■ Problem to solve
Could every line of the data be printed exactly as it reads?

··· Data rows

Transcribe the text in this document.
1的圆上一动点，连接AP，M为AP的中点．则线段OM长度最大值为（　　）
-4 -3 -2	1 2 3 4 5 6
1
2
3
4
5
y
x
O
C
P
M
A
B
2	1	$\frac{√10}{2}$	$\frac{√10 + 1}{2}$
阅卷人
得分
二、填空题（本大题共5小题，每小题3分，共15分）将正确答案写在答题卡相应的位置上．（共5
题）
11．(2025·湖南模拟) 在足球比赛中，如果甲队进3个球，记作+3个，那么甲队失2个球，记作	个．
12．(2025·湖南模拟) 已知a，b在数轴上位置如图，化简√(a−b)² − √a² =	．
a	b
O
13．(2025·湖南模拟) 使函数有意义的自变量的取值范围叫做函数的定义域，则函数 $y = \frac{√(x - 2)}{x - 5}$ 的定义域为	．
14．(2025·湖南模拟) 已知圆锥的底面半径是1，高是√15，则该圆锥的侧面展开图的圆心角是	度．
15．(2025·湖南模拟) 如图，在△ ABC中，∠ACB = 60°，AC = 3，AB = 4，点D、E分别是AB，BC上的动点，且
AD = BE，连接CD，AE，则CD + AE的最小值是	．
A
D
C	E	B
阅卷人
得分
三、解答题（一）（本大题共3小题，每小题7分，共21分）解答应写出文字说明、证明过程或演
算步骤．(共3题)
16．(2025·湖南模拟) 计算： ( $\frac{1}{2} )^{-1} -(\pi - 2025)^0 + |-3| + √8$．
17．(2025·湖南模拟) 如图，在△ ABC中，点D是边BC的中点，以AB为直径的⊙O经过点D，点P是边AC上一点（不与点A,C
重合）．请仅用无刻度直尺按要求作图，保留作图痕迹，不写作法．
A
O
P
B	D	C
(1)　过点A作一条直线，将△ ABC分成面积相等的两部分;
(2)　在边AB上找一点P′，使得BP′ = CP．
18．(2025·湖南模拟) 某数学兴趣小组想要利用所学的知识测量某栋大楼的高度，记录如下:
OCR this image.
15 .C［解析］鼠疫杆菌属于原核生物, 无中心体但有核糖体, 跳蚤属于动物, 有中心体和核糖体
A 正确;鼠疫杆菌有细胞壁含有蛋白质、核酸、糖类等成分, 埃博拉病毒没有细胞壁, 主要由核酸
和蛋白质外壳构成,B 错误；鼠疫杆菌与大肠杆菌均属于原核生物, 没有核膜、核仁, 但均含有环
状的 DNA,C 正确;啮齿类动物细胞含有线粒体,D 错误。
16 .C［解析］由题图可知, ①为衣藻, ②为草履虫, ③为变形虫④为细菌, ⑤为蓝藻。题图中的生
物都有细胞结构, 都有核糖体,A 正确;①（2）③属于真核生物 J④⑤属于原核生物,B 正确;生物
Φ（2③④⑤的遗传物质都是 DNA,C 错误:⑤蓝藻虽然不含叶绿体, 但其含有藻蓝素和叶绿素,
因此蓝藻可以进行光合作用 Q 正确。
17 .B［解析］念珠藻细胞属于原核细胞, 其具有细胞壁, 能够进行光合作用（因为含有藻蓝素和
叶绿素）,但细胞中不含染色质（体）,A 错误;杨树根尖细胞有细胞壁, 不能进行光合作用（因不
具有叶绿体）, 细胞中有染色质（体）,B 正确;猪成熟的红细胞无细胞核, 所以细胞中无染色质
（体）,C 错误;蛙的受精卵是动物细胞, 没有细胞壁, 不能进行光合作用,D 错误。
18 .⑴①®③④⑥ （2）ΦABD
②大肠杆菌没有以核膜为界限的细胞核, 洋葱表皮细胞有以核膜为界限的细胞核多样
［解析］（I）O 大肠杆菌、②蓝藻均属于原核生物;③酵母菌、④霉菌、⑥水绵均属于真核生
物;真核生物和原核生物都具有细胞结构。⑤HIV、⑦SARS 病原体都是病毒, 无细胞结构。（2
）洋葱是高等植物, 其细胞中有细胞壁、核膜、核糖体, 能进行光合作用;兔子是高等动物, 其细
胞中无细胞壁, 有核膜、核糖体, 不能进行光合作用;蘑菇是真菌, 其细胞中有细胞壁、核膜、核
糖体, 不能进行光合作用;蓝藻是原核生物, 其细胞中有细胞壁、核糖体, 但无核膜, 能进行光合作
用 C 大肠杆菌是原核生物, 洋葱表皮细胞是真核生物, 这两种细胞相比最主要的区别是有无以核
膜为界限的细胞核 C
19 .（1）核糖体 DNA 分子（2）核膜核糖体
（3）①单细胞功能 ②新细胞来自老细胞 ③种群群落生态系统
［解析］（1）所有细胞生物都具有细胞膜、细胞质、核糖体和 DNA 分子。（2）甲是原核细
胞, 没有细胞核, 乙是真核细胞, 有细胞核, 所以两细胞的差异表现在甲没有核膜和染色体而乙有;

······

■ Response to this task
Transcribe the text in this document.
1的圆上一动点，连接AP，M为AP的中点．则线段OM长度最大值为（　　）
-4 -3 -2	1 2 3 4 5 6
1
2
3
4
5
y
x
O
C
P
M
A
B
2	1	$\frac{√10}{2}$	$\frac{√10 + 1}{2}$
阅卷人
得分
二、填空题（本大题共5小题，每小题3分，共15分）将正确答案写在答题卡相应的位置上．（共5
题）
11．(2025·湖南模拟) 在足球比赛中，如果甲队进3个球，记作+3个，那么甲队失2个球，记作	个．
12．(2025·湖南模拟) 已知a，b在数轴上位置如图，化简√(a−b)² − √a² =	．
a	b
O
13．(2025·湖南模拟) 使函数有意义的自变量的取值范围叫做函数的定义域，则函数 $y = \frac{√(x - 2)}{x - 5}$ 的定义域为	．
14．(2025·湖南模拟) 已知圆锥的底面半径是1，高是√15，则该圆锥的侧面展开图的圆心角是	度．
15．(2025·湖南模拟) 如图，在△ ABC中，∠ACB = 60°，AC = 3，AB = 4，点D、E分别是AB，BC上的动点，且
AD = BE，连接CD，AE，则CD + AE的最小值是	．
A
D
C	E	B
阅卷人
得分
三、解答题（一）（本大题共3小题，每小题7分，共21分）解答应写出文字说明、证明过程或演
算步骤．(共3题)
16．(2025·湖南模拟) 计算： ( $\frac{1}{2} )^{-1} -(\pi - 2025)^0 + |-3| + √8$．
17．(2025·湖南模拟) 如图，在△ ABC中，点D是边BC的中点，以AB为直径的⊙O经过点D，点P是边AC上一点（不与点A,C
重合）．请仅用无刻度直尺按要求作图，保留作图痕迹，不写作法．
A
O
P
B	D	C
(1)　过点A作一条直线，将△ ABC分成面积相等的两部分;
(2)　在边AB上找一点P′，使得BP′ = CP．
18．(2025·湖南模拟) 某数学兴趣小组想要利用所学的知识测量某栋大楼的高度，记录如下:
OCR this image.
15 .C［解析］鼠疫杆菌属于原核生物, 无中心体但有核糖体, 跳蚤属于动物, 有中心体和核糖体
A 正确;鼠疫杆菌有细胞壁含有蛋白质、核酸、糖类等成分, 埃博拉病毒没有细胞壁, 主要由核酸
和蛋白质外壳构成,B 错误；鼠疫杆菌与大肠杆菌均属于原核生物, 没有核膜、核仁, 但均含有环
状的 DNA,C 正确;啮齿类动物细胞含有线粒体,D 错误。
16 .C［解析］由题图可知, ①为衣藻, ②为草履虫, ③为变形虫④为细菌, ⑤为蓝藻。题图中的生
物都有细胞结构, 都有核糖体,A 正确;①（2）③属于真核生物 J④⑤属于原核生物,B 正确;生物
Φ（2③④⑤的遗传物质都是 DNA,C 错误:⑤蓝藻虽然不含叶绿体, 但其含有藻蓝素和叶绿素,
因此蓝藻可以进行光合作用 Q 正确。
17 .B［解析］念珠藻细胞属于原核细胞, 其具有细胞壁, 能够进行光合作用（因为含有藻蓝素和
叶绿素）,但细胞中不含染色质（体）,A 错误;杨树根尖细胞有细胞壁, 不能进行光合作用（因不
具有叶绿体）, 细胞中有染色质（体）,B 正确;猪成熟的红细胞无细胞核, 所以细胞中无染色质
（体）,C 错误;蛙的受精卵是动物细胞, 没有细胞壁, 不能进行光合作用,D 错误。
18 .⑴①®③④⑥ （2）ΦABD
②大肠杆菌没有以核膜为界限的细胞核, 洋葱表皮细胞有以核膜为界限的细胞核多样
［解析］（I）O 大肠杆菌、②蓝藻均属于原核生物;③酵母菌、④霉菌、⑥水绵均属于真核生
物;真核生物和原核生物都具有细胞结构。⑤HIV、⑦SARS 病原体都是病毒, 无细胞结构。（2
）洋葱是高等植物, 其细胞中有细胞壁、核膜、核糖体, 能进行光合作用;兔子是高等动物, 其细
胞中无细胞壁, 有核膜、核糖体, 不能进行光合作用;蘑菇是真菌, 其细胞中有细胞壁、核膜、核
糖体, 不能进行光合作用;蓝藻是原核生物, 其细胞中有细胞壁、核糖体, 但无核膜, 能进行光合作
用 C 大肠杆菌是原核生物, 洋葱表皮细胞是真核生物, 这两种细胞相比最主要的区别是有无以核
膜为界限的细胞核 C
19 .（1）核糖体 DNA 分子（2）核膜核糖体
（3）①单细胞功能 ②新细胞来自老细胞 ③种群群落生态系统
［解析］（1）所有细胞生物都具有细胞膜、细胞质、核糖体和 DNA 分子。（2）甲是原核细
胞, 没有细胞核, 乙是真核细胞, 有细胞核, 所以两细胞的差异表现在甲没有核膜和染色体而乙有;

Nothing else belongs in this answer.